Find the word "期货收盘价" in the material below and gather every line that contains it.

┏━━

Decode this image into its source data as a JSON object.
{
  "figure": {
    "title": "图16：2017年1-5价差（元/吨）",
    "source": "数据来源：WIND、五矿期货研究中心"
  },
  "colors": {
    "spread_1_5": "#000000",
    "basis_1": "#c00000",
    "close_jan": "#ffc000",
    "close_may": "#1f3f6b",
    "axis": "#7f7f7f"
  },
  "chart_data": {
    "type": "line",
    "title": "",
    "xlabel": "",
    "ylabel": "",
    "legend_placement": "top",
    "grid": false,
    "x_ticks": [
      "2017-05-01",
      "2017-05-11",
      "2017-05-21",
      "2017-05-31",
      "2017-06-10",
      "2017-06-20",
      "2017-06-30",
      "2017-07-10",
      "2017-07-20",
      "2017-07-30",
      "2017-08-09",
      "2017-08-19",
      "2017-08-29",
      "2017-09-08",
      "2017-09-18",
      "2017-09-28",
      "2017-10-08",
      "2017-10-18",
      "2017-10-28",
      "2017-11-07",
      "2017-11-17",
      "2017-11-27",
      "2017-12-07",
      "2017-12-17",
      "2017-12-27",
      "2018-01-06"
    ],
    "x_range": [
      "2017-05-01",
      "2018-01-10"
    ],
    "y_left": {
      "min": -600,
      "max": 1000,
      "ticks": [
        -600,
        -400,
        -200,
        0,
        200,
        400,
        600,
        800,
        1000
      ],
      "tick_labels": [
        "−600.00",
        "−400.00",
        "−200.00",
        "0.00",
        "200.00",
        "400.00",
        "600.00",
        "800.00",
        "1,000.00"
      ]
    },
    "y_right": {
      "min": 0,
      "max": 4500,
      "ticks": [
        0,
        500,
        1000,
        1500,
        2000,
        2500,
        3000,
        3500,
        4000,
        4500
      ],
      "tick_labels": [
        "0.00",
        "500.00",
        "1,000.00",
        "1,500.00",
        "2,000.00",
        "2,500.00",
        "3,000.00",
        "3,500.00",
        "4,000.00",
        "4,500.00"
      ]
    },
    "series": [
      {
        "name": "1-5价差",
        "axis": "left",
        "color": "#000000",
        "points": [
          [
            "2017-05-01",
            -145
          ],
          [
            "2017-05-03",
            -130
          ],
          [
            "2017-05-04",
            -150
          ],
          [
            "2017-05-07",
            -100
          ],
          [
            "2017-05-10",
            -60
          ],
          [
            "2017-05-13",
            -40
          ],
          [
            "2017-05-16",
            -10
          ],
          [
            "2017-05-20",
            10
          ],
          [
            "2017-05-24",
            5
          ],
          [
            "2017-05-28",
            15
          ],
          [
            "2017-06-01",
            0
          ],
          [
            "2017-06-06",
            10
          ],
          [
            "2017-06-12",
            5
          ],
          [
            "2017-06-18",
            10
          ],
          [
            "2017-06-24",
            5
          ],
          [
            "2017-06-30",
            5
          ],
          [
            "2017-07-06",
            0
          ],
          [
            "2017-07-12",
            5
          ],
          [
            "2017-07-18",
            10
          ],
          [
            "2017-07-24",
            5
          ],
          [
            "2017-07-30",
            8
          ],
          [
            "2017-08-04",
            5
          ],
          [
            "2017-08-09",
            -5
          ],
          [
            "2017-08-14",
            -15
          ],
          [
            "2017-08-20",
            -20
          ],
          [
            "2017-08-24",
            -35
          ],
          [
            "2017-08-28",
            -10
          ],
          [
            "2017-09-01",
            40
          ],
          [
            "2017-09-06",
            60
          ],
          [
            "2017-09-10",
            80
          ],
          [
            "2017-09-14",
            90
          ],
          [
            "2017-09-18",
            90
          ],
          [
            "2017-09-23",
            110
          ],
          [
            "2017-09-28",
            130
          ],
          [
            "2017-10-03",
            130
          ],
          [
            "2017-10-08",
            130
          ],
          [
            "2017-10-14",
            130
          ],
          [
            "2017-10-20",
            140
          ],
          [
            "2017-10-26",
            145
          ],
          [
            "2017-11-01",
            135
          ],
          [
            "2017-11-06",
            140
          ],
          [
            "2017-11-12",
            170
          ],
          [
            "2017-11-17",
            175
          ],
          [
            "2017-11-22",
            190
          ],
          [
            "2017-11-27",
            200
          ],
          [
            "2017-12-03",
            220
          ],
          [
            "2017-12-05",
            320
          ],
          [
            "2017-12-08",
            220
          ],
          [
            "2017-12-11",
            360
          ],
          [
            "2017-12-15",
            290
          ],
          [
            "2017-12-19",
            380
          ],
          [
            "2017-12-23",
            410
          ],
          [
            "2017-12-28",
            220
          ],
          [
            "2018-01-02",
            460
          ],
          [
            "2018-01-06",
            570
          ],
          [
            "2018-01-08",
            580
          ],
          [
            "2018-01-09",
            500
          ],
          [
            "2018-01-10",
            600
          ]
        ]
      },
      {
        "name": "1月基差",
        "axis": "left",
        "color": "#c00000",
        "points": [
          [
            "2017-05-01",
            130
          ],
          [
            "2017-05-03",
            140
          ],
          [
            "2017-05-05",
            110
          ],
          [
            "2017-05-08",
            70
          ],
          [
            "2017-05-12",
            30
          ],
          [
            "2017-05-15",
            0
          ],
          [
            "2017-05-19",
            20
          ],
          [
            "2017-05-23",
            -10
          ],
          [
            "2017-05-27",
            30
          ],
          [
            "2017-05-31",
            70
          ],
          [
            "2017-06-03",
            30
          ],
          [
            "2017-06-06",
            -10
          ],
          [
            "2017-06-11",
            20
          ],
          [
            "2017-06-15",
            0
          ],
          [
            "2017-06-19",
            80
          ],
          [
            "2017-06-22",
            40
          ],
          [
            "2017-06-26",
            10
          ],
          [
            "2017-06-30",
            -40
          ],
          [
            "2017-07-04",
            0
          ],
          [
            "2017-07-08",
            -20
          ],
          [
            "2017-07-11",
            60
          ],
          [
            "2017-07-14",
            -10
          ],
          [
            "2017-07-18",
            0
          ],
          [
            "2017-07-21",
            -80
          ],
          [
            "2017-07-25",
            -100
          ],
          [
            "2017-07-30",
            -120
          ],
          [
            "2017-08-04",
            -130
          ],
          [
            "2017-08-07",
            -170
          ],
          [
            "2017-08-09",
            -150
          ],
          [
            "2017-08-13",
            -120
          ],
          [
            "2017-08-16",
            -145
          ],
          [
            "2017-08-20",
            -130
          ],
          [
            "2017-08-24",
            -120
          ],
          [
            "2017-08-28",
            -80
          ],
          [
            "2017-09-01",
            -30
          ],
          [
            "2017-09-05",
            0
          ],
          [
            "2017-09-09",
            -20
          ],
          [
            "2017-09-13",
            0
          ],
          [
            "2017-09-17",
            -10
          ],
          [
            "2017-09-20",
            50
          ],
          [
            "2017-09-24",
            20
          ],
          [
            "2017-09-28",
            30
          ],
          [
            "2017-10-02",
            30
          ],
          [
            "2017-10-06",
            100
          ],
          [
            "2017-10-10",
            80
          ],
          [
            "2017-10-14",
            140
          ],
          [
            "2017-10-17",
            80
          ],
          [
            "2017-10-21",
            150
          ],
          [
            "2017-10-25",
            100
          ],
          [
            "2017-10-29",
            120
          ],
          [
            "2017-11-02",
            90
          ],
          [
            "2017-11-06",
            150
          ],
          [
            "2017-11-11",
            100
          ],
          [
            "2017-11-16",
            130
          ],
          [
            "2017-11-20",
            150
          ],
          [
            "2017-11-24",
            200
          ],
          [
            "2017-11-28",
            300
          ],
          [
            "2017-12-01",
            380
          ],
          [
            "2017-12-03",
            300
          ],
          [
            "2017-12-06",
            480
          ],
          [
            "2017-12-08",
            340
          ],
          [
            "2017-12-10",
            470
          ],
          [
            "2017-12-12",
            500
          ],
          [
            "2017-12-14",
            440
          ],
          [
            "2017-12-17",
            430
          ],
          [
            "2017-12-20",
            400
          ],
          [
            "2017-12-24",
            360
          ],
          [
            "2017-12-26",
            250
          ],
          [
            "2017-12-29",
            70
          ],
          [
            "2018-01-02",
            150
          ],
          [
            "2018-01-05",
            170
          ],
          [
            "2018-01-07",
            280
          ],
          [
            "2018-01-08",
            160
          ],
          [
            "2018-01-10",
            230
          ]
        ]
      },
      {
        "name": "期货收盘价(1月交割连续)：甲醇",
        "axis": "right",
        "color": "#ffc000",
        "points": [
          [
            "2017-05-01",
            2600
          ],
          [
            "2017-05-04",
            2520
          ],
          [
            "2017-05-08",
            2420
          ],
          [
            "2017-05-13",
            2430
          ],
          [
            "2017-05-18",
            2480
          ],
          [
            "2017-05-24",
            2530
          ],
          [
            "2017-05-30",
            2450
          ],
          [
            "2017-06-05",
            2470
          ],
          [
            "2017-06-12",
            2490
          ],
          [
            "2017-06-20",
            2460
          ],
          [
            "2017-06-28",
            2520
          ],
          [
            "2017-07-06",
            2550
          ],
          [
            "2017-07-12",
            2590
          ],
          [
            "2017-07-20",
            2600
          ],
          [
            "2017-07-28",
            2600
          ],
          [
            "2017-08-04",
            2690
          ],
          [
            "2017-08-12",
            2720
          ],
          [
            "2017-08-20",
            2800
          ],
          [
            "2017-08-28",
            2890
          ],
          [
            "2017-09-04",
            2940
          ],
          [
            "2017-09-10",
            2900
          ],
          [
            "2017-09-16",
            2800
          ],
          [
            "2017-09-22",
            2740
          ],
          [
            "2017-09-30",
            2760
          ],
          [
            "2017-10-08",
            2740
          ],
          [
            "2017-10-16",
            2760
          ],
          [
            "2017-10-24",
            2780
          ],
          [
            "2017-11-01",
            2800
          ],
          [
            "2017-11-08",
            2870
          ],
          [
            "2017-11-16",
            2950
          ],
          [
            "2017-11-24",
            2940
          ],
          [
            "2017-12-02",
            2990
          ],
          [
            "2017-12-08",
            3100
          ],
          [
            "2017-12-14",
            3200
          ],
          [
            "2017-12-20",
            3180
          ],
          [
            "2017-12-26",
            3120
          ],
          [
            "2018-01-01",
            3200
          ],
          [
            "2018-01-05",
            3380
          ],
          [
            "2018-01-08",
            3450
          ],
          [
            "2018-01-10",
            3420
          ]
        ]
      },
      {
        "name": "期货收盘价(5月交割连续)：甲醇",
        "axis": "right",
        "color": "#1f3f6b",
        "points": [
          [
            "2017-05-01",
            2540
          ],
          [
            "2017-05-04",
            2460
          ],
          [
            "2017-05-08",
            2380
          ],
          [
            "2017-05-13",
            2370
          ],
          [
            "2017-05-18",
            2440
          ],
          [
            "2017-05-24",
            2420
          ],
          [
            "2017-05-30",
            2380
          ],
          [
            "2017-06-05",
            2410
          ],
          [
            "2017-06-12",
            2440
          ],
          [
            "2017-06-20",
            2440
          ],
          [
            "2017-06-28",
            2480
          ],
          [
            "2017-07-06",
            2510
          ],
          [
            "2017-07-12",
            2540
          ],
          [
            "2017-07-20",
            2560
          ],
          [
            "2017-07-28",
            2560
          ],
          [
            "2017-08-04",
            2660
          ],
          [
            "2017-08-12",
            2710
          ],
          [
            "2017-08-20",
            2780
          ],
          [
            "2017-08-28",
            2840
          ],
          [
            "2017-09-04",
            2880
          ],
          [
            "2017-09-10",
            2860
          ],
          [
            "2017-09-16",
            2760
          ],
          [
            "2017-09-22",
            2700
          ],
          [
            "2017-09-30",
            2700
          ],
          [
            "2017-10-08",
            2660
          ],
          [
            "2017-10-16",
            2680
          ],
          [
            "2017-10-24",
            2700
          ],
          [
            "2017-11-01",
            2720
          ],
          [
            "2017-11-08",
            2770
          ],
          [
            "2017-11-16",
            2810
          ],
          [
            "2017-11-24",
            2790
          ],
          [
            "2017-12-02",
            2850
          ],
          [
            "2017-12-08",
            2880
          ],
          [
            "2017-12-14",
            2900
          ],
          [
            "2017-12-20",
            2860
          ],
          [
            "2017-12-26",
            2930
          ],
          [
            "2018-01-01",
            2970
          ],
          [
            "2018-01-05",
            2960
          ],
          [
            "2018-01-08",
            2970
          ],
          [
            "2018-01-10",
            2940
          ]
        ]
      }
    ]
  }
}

┗━━

▶ TASK RESPONSE:
        "name": "期货收盘价(1月交割连续)：甲醇",
        "name": "期货收盘价(5月交割连续)：甲醇",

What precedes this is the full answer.